Copy each line below exactly and leave the pictures out.

BEGIN EXERCISE DATA

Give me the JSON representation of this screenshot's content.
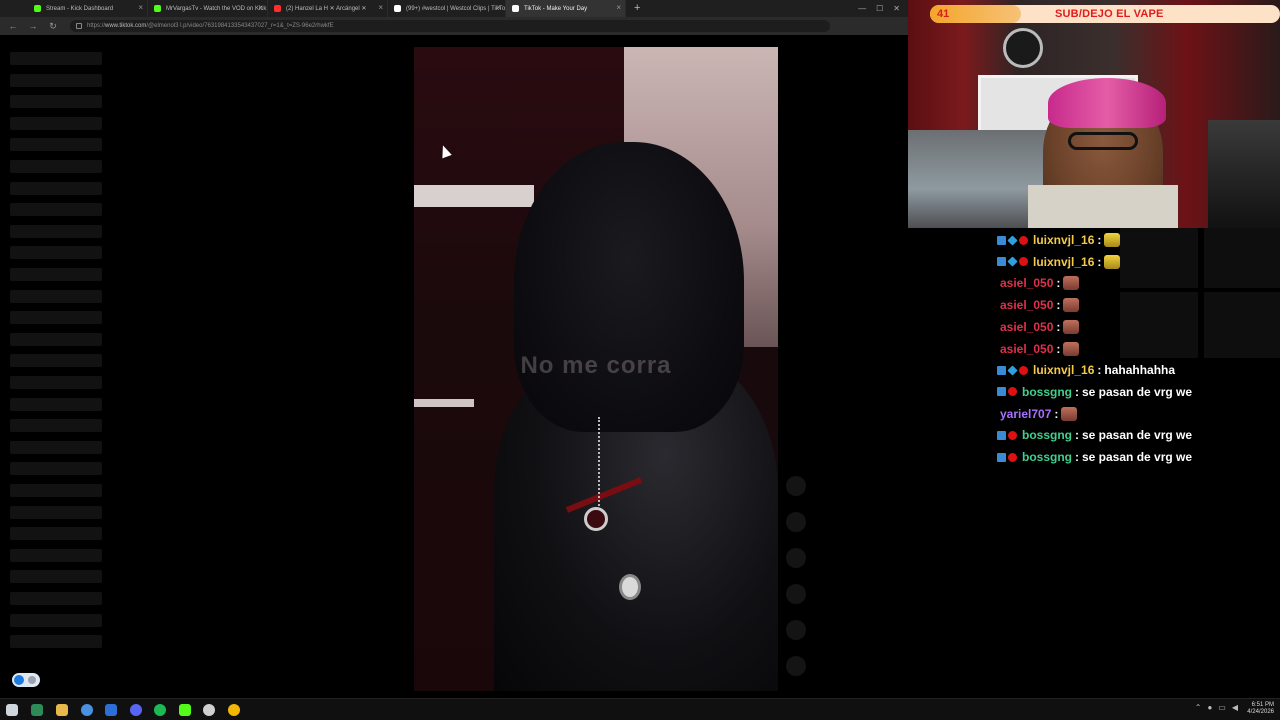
{
  "browser": {
    "tabs": [
      {
        "label": "Stream - Kick Dashboard",
        "favicon_color": "#53fc18",
        "active": false
      },
      {
        "label": "MrVargasTv - Watch the VOD on Kick",
        "favicon_color": "#53fc18",
        "active": false
      },
      {
        "label": "(2) Hanzel La H ✕ Arcángel ✕",
        "favicon_color": "#ff2d2d",
        "active": false
      },
      {
        "label": "(99+) #westcol | Westcol Clips | TikTok",
        "favicon_color": "#ffffff",
        "active": false
      },
      {
        "label": "TikTok - Make Your Day",
        "favicon_color": "#ffffff",
        "active": true
      }
    ],
    "new_tab_symbol": "+",
    "url": {
      "scheme": "https://",
      "host": "www.tiktok.com",
      "path": "/@elmenol3 l.p/video/7631984133543437027_r=1&_t=ZS-96e2rhwkfE"
    }
  },
  "video": {
    "caption_text": "No me corra"
  },
  "stream_overlay": {
    "goal": {
      "count": "41",
      "label": "SUB/DEJO EL VAPE",
      "progress": 0.26
    }
  },
  "chat": {
    "messages": [
      {
        "user": "luixnvjl_16",
        "color": "#f5c94a",
        "badges": [
          "blue",
          "cube",
          "red"
        ],
        "text": "",
        "emote": "yellow"
      },
      {
        "user": "luixnvjl_16",
        "color": "#f5c94a",
        "badges": [
          "blue",
          "cube",
          "red"
        ],
        "text": "",
        "emote": "yellow"
      },
      {
        "user": "asiel_050",
        "color": "#e0304a",
        "badges": [],
        "text": "",
        "emote": "face"
      },
      {
        "user": "asiel_050",
        "color": "#e0304a",
        "badges": [],
        "text": "",
        "emote": "face"
      },
      {
        "user": "asiel_050",
        "color": "#e0304a",
        "badges": [],
        "text": "",
        "emote": "face"
      },
      {
        "user": "asiel_050",
        "color": "#e0304a",
        "badges": [],
        "text": "",
        "emote": "face"
      },
      {
        "user": "luixnvjl_16",
        "color": "#f5c94a",
        "badges": [
          "blue",
          "cube",
          "red"
        ],
        "text": "hahahhahha",
        "emote": ""
      },
      {
        "user": "bossgng",
        "color": "#3fcf8e",
        "badges": [
          "blue",
          "red"
        ],
        "text": "se pasan de vrg we",
        "emote": ""
      },
      {
        "user": "yariel707",
        "color": "#a970ff",
        "badges": [],
        "text": "",
        "emote": "face"
      },
      {
        "user": "bossgng",
        "color": "#3fcf8e",
        "badges": [
          "blue",
          "red"
        ],
        "text": "se pasan de vrg we",
        "emote": ""
      },
      {
        "user": "bossgng",
        "color": "#3fcf8e",
        "badges": [
          "blue",
          "red"
        ],
        "text": "se pasan de vrg we",
        "emote": ""
      }
    ]
  },
  "taskbar": {
    "apps": [
      {
        "name": "start-icon",
        "color": "#cfd6dd"
      },
      {
        "name": "terminal-icon",
        "color": "#2e8b57"
      },
      {
        "name": "folder-icon",
        "color": "#e8b84a"
      },
      {
        "name": "chrome-icon",
        "color": "#4a90e2"
      },
      {
        "name": "app-blue-icon",
        "color": "#2d6fd6"
      },
      {
        "name": "discord-icon",
        "color": "#5865f2"
      },
      {
        "name": "spotify-icon",
        "color": "#1db954"
      },
      {
        "name": "kick-icon",
        "color": "#53fc18"
      },
      {
        "name": "obs-icon",
        "color": "#d0d0d0"
      },
      {
        "name": "chrome-canary-icon",
        "color": "#f2b705"
      }
    ],
    "clock_time": "6:51 PM",
    "clock_date": "4/24/2026"
  }
}
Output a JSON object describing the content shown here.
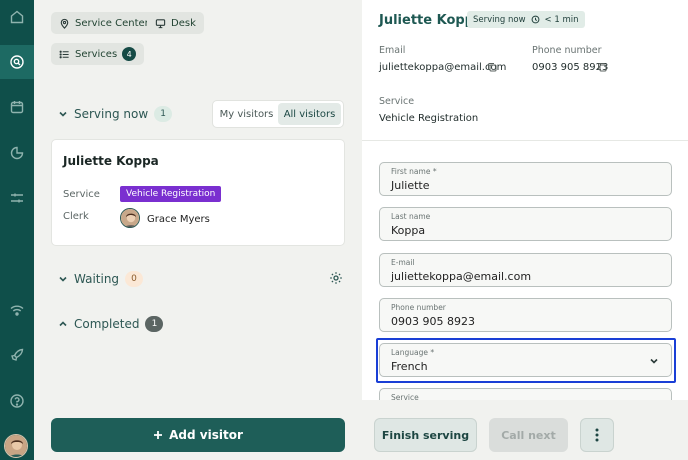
{
  "rail": {
    "icons": [
      "home-icon",
      "chat-search-icon",
      "calendar-icon",
      "chart-pie-icon",
      "sliders-icon",
      "wifi-icon",
      "rocket-icon",
      "help-icon"
    ]
  },
  "left": {
    "location_chip": "Service Center",
    "desk_chip": "Desk",
    "services_chip": "Services",
    "services_count": "4",
    "serving_now": {
      "title": "Serving now",
      "count": "1"
    },
    "visitor_toggle": {
      "mine": "My visitors",
      "all": "All visitors"
    },
    "card": {
      "name": "Juliette Koppa",
      "service_label": "Service",
      "service_tag": "Vehicle Registration",
      "clerk_label": "Clerk",
      "clerk_name": "Grace Myers"
    },
    "waiting": {
      "title": "Waiting",
      "count": "0"
    },
    "completed": {
      "title": "Completed",
      "count": "1"
    },
    "add_visitor": "Add visitor"
  },
  "right": {
    "name": "Juliette Koppa",
    "status": "Serving now",
    "time": "< 1 min",
    "email_label": "Email",
    "email": "juliettekoppa@email.com",
    "phone_label": "Phone number",
    "phone": "0903 905 8923",
    "service_label": "Service",
    "service": "Vehicle Registration",
    "form": {
      "first_name": {
        "label": "First name *",
        "value": "Juliette"
      },
      "last_name": {
        "label": "Last name",
        "value": "Koppa"
      },
      "email": {
        "label": "E-mail",
        "value": "juliettekoppa@email.com"
      },
      "phone": {
        "label": "Phone number",
        "value": "0903 905 8923"
      },
      "language": {
        "label": "Language *",
        "value": "French"
      },
      "service": {
        "label": "Service"
      }
    },
    "finish": "Finish serving",
    "call_next": "Call next"
  },
  "colors": {
    "rail": "#0f4f4a",
    "accent": "#1e5e58",
    "tag": "#7a2fd0",
    "focus": "#1a3fd6"
  }
}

END EXERCISE DATA

## [EXPECTED ANSWER]
Give me the JSON representation of this screenshot's content.
{
  "browser": {
    "tabs": [
      {
        "label": "Stream - Kick Dashboard",
        "favicon_color": "#53fc18",
        "active": false
      },
      {
        "label": "MrVargasTv - Watch the VOD on Kick",
        "favicon_color": "#53fc18",
        "active": false
      },
      {
        "label": "(2) Hanzel La H ✕ Arcángel ✕",
        "favicon_color": "#ff2d2d",
        "active": false
      },
      {
        "label": "(99+) #westcol | Westcol Clips | TikTok",
        "favicon_color": "#ffffff",
        "active": false
      },
      {
        "label": "TikTok - Make Your Day",
        "favicon_color": "#ffffff",
        "active": true
      }
    ],
    "new_tab_symbol": "+",
    "url": {
      "scheme": "https://",
      "host": "www.tiktok.com",
      "path": "/@elmenol3 l.p/video/7631984133543437027_r=1&_t=ZS-96e2rhwkfE"
    }
  },
  "video": {
    "caption_text": "No me corra"
  },
  "stream_overlay": {
    "goal": {
      "count": "41",
      "label": "SUB/DEJO EL VAPE",
      "progress": 0.26
    }
  },
  "chat": {
    "messages": [
      {
        "user": "luixnvjl_16",
        "color": "#f5c94a",
        "badges": [
          "blue",
          "cube",
          "red"
        ],
        "text": "",
        "emote": "yellow"
      },
      {
        "user": "luixnvjl_16",
        "color": "#f5c94a",
        "badges": [
          "blue",
          "cube",
          "red"
        ],
        "text": "",
        "emote": "yellow"
      },
      {
        "user": "asiel_050",
        "color": "#e0304a",
        "badges": [],
        "text": "",
        "emote": "face"
      },
      {
        "user": "asiel_050",
        "color": "#e0304a",
        "badges": [],
        "text": "",
        "emote": "face"
      },
      {
        "user": "asiel_050",
        "color": "#e0304a",
        "badges": [],
        "text": "",
        "emote": "face"
      },
      {
        "user": "asiel_050",
        "color": "#e0304a",
        "badges": [],
        "text": "",
        "emote": "face"
      },
      {
        "user": "luixnvjl_16",
        "color": "#f5c94a",
        "badges": [
          "blue",
          "cube",
          "red"
        ],
        "text": "hahahhahha",
        "emote": ""
      },
      {
        "user": "bossgng",
        "color": "#3fcf8e",
        "badges": [
          "blue",
          "red"
        ],
        "text": "se pasan de vrg we",
        "emote": ""
      },
      {
        "user": "yariel707",
        "color": "#a970ff",
        "badges": [],
        "text": "",
        "emote": "face"
      },
      {
        "user": "bossgng",
        "color": "#3fcf8e",
        "badges": [
          "blue",
          "red"
        ],
        "text": "se pasan de vrg we",
        "emote": ""
      },
      {
        "user": "bossgng",
        "color": "#3fcf8e",
        "badges": [
          "blue",
          "red"
        ],
        "text": "se pasan de vrg we",
        "emote": ""
      }
    ]
  },
  "taskbar": {
    "apps": [
      {
        "name": "start-icon",
        "color": "#cfd6dd"
      },
      {
        "name": "terminal-icon",
        "color": "#2e8b57"
      },
      {
        "name": "folder-icon",
        "color": "#e8b84a"
      },
      {
        "name": "chrome-icon",
        "color": "#4a90e2"
      },
      {
        "name": "app-blue-icon",
        "color": "#2d6fd6"
      },
      {
        "name": "discord-icon",
        "color": "#5865f2"
      },
      {
        "name": "spotify-icon",
        "color": "#1db954"
      },
      {
        "name": "kick-icon",
        "color": "#53fc18"
      },
      {
        "name": "obs-icon",
        "color": "#d0d0d0"
      },
      {
        "name": "chrome-canary-icon",
        "color": "#f2b705"
      }
    ],
    "clock_time": "6:51 PM",
    "clock_date": "4/24/2026"
  }
}
Output a JSON object describing the content shown here.
{
  "rail": {
    "icons": [
      "home-icon",
      "chat-search-icon",
      "calendar-icon",
      "chart-pie-icon",
      "sliders-icon",
      "wifi-icon",
      "rocket-icon",
      "help-icon"
    ]
  },
  "left": {
    "location_chip": "Service Center",
    "desk_chip": "Desk",
    "services_chip": "Services",
    "services_count": "4",
    "serving_now": {
      "title": "Serving now",
      "count": "1"
    },
    "visitor_toggle": {
      "mine": "My visitors",
      "all": "All visitors"
    },
    "card": {
      "name": "Juliette Koppa",
      "service_label": "Service",
      "service_tag": "Vehicle Registration",
      "clerk_label": "Clerk",
      "clerk_name": "Grace Myers"
    },
    "waiting": {
      "title": "Waiting",
      "count": "0"
    },
    "completed": {
      "title": "Completed",
      "count": "1"
    },
    "add_visitor": "Add visitor"
  },
  "right": {
    "name": "Juliette Koppa",
    "status": "Serving now",
    "time": "< 1 min",
    "email_label": "Email",
    "email": "juliettekoppa@email.com",
    "phone_label": "Phone number",
    "phone": "0903 905 8923",
    "service_label": "Service",
    "service": "Vehicle Registration",
    "form": {
      "first_name": {
        "label": "First name *",
        "value": "Juliette"
      },
      "last_name": {
        "label": "Last name",
        "value": "Koppa"
      },
      "email": {
        "label": "E-mail",
        "value": "juliettekoppa@email.com"
      },
      "phone": {
        "label": "Phone number",
        "value": "0903 905 8923"
      },
      "language": {
        "label": "Language *",
        "value": "French"
      },
      "service": {
        "label": "Service"
      }
    },
    "finish": "Finish serving",
    "call_next": "Call next"
  },
  "colors": {
    "rail": "#0f4f4a",
    "accent": "#1e5e58",
    "tag": "#7a2fd0",
    "focus": "#1a3fd6"
  }
}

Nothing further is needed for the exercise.